Copy each line of the listing below exactly.

## start

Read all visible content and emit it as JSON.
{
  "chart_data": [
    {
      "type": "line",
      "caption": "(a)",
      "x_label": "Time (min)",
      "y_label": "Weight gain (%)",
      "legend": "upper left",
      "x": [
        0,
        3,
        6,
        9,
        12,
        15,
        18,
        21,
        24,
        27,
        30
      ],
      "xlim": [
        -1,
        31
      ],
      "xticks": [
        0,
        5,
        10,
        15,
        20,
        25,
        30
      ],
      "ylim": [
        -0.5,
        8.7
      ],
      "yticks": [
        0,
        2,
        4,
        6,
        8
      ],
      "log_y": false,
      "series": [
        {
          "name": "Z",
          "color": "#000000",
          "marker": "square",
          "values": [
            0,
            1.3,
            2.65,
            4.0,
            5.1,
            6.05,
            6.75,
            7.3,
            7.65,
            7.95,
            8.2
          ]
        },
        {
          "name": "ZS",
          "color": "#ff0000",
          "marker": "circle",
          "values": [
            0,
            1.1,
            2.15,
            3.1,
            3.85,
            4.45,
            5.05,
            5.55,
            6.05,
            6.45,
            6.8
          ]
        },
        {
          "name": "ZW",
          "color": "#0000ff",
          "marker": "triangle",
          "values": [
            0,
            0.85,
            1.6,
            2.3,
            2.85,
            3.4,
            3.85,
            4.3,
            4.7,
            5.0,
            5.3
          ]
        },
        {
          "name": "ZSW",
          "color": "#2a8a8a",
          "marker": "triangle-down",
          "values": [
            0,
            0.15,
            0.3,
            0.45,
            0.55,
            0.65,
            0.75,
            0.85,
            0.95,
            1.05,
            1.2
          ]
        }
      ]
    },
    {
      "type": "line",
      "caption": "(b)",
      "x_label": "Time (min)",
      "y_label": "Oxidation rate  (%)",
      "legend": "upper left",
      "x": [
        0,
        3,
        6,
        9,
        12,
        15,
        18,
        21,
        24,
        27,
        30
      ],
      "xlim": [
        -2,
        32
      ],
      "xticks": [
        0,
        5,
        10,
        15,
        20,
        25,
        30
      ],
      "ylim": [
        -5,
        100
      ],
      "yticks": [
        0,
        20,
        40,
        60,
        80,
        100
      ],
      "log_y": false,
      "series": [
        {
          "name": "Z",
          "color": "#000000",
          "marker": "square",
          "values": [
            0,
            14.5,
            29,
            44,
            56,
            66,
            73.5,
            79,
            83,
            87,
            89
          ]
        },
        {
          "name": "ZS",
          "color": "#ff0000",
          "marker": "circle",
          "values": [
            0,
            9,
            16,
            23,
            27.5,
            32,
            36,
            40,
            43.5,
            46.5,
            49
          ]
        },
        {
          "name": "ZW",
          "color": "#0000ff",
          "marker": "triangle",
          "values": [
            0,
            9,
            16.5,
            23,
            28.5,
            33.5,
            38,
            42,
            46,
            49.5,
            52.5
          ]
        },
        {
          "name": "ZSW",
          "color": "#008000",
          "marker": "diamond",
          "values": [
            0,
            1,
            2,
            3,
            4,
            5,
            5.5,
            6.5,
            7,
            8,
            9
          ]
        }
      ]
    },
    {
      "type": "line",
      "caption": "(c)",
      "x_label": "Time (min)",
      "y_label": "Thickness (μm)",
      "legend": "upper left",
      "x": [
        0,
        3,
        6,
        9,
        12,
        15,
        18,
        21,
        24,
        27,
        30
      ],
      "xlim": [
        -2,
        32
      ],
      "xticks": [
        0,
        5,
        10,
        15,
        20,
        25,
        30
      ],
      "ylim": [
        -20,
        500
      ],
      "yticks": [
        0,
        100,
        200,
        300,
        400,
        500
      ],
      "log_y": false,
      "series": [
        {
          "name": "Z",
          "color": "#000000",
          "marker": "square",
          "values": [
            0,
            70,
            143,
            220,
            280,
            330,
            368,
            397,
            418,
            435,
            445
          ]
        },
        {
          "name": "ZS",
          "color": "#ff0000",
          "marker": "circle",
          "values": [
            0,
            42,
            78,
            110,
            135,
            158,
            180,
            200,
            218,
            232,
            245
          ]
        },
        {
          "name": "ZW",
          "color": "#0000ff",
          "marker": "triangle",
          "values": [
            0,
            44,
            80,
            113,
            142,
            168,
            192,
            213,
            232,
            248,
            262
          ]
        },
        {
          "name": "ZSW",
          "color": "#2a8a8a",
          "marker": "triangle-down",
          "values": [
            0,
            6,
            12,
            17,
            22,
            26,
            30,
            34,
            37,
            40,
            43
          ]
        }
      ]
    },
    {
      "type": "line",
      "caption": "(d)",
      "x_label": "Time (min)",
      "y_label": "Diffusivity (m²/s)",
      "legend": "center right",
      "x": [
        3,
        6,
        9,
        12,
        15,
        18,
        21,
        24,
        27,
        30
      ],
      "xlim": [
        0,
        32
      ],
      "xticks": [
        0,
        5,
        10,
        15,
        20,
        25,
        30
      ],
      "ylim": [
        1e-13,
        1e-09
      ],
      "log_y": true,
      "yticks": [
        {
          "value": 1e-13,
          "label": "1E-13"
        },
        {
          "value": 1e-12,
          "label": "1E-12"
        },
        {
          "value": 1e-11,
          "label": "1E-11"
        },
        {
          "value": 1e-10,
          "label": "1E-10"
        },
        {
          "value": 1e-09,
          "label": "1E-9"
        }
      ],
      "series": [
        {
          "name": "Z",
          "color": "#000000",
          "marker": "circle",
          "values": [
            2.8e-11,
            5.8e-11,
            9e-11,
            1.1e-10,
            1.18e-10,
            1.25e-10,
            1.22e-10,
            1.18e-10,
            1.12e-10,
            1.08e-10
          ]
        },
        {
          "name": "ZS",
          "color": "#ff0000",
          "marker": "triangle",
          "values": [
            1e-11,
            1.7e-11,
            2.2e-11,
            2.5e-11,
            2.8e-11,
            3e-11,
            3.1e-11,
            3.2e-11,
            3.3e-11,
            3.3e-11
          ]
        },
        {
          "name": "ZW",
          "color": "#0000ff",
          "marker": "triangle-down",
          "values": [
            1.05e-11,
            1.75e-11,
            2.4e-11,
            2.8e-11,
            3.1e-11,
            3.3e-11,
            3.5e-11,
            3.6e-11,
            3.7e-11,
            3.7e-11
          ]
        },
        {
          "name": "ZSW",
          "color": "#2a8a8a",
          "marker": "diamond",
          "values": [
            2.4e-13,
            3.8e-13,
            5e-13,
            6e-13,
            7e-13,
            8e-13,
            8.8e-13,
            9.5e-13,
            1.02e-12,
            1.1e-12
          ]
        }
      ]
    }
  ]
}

## end

● **Task response**
Read all visible content and emit it as JSON.
{
  "chart_data": [
    {
      "type": "line",
      "caption": "(a)",
      "x_label": "Time (min)",
      "y_label": "Weight gain (%)",
      "legend": "upper left",
      "x": [
        0,
        3,
        6,
        9,
        12,
        15,
        18,
        21,
        24,
        27,
        30
      ],
      "xlim": [
        -1,
        31
      ],
      "xticks": [
        0,
        5,
        10,
        15,
        20,
        25,
        30
      ],
      "ylim": [
        -0.5,
        8.7
      ],
      "yticks": [
        0,
        2,
        4,
        6,
        8
      ],
      "log_y": false,
      "series": [
        {
          "name": "Z",
          "color": "#000000",
          "marker": "square",
          "values": [
            0,
            1.3,
            2.65,
            4.0,
            5.1,
            6.05,
            6.75,
            7.3,
            7.65,
            7.95,
            8.2
          ]
        },
        {
          "name": "ZS",
          "color": "#ff0000",
          "marker": "circle",
          "values": [
            0,
            1.1,
            2.15,
            3.1,
            3.85,
            4.45,
            5.05,
            5.55,
            6.05,
            6.45,
            6.8
          ]
        },
        {
          "name": "ZW",
          "color": "#0000ff",
          "marker": "triangle",
          "values": [
            0,
            0.85,
            1.6,
            2.3,
            2.85,
            3.4,
            3.85,
            4.3,
            4.7,
            5.0,
            5.3
          ]
        },
        {
          "name": "ZSW",
          "color": "#2a8a8a",
          "marker": "triangle-down",
          "values": [
            0,
            0.15,
            0.3,
            0.45,
            0.55,
            0.65,
            0.75,
            0.85,
            0.95,
            1.05,
            1.2
          ]
        }
      ]
    },
    {
      "type": "line",
      "caption": "(b)",
      "x_label": "Time (min)",
      "y_label": "Oxidation rate  (%)",
      "legend": "upper left",
      "x": [
        0,
        3,
        6,
        9,
        12,
        15,
        18,
        21,
        24,
        27,
        30
      ],
      "xlim": [
        -2,
        32
      ],
      "xticks": [
        0,
        5,
        10,
        15,
        20,
        25,
        30
      ],
      "ylim": [
        -5,
        100
      ],
      "yticks": [
        0,
        20,
        40,
        60,
        80,
        100
      ],
      "log_y": false,
      "series": [
        {
          "name": "Z",
          "color": "#000000",
          "marker": "square",
          "values": [
            0,
            14.5,
            29,
            44,
            56,
            66,
            73.5,
            79,
            83,
            87,
            89
          ]
        },
        {
          "name": "ZS",
          "color": "#ff0000",
          "marker": "circle",
          "values": [
            0,
            9,
            16,
            23,
            27.5,
            32,
            36,
            40,
            43.5,
            46.5,
            49
          ]
        },
        {
          "name": "ZW",
          "color": "#0000ff",
          "marker": "triangle",
          "values": [
            0,
            9,
            16.5,
            23,
            28.5,
            33.5,
            38,
            42,
            46,
            49.5,
            52.5
          ]
        },
        {
          "name": "ZSW",
          "color": "#008000",
          "marker": "diamond",
          "values": [
            0,
            1,
            2,
            3,
            4,
            5,
            5.5,
            6.5,
            7,
            8,
            9
          ]
        }
      ]
    },
    {
      "type": "line",
      "caption": "(c)",
      "x_label": "Time (min)",
      "y_label": "Thickness (μm)",
      "legend": "upper left",
      "x": [
        0,
        3,
        6,
        9,
        12,
        15,
        18,
        21,
        24,
        27,
        30
      ],
      "xlim": [
        -2,
        32
      ],
      "xticks": [
        0,
        5,
        10,
        15,
        20,
        25,
        30
      ],
      "ylim": [
        -20,
        500
      ],
      "yticks": [
        0,
        100,
        200,
        300,
        400,
        500
      ],
      "log_y": false,
      "series": [
        {
          "name": "Z",
          "color": "#000000",
          "marker": "square",
          "values": [
            0,
            70,
            143,
            220,
            280,
            330,
            368,
            397,
            418,
            435,
            445
          ]
        },
        {
          "name": "ZS",
          "color": "#ff0000",
          "marker": "circle",
          "values": [
            0,
            42,
            78,
            110,
            135,
            158,
            180,
            200,
            218,
            232,
            245
          ]
        },
        {
          "name": "ZW",
          "color": "#0000ff",
          "marker": "triangle",
          "values": [
            0,
            44,
            80,
            113,
            142,
            168,
            192,
            213,
            232,
            248,
            262
          ]
        },
        {
          "name": "ZSW",
          "color": "#2a8a8a",
          "marker": "triangle-down",
          "values": [
            0,
            6,
            12,
            17,
            22,
            26,
            30,
            34,
            37,
            40,
            43
          ]
        }
      ]
    },
    {
      "type": "line",
      "caption": "(d)",
      "x_label": "Time (min)",
      "y_label": "Diffusivity (m²/s)",
      "legend": "center right",
      "x": [
        3,
        6,
        9,
        12,
        15,
        18,
        21,
        24,
        27,
        30
      ],
      "xlim": [
        0,
        32
      ],
      "xticks": [
        0,
        5,
        10,
        15,
        20,
        25,
        30
      ],
      "ylim": [
        1e-13,
        1e-09
      ],
      "log_y": true,
      "yticks": [
        {
          "value": 1e-13,
          "label": "1E-13"
        },
        {
          "value": 1e-12,
          "label": "1E-12"
        },
        {
          "value": 1e-11,
          "label": "1E-11"
        },
        {
          "value": 1e-10,
          "label": "1E-10"
        },
        {
          "value": 1e-09,
          "label": "1E-9"
        }
      ],
      "series": [
        {
          "name": "Z",
          "color": "#000000",
          "marker": "circle",
          "values": [
            2.8e-11,
            5.8e-11,
            9e-11,
            1.1e-10,
            1.18e-10,
            1.25e-10,
            1.22e-10,
            1.18e-10,
            1.12e-10,
            1.08e-10
          ]
        },
        {
          "name": "ZS",
          "color": "#ff0000",
          "marker": "triangle",
          "values": [
            1e-11,
            1.7e-11,
            2.2e-11,
            2.5e-11,
            2.8e-11,
            3e-11,
            3.1e-11,
            3.2e-11,
            3.3e-11,
            3.3e-11
          ]
        },
        {
          "name": "ZW",
          "color": "#0000ff",
          "marker": "triangle-down",
          "values": [
            1.05e-11,
            1.75e-11,
            2.4e-11,
            2.8e-11,
            3.1e-11,
            3.3e-11,
            3.5e-11,
            3.6e-11,
            3.7e-11,
            3.7e-11
          ]
        },
        {
          "name": "ZSW",
          "color": "#2a8a8a",
          "marker": "diamond",
          "values": [
            2.4e-13,
            3.8e-13,
            5e-13,
            6e-13,
            7e-13,
            8e-13,
            8.8e-13,
            9.5e-13,
            1.02e-12,
            1.1e-12
          ]
        }
      ]
    }
  ]
}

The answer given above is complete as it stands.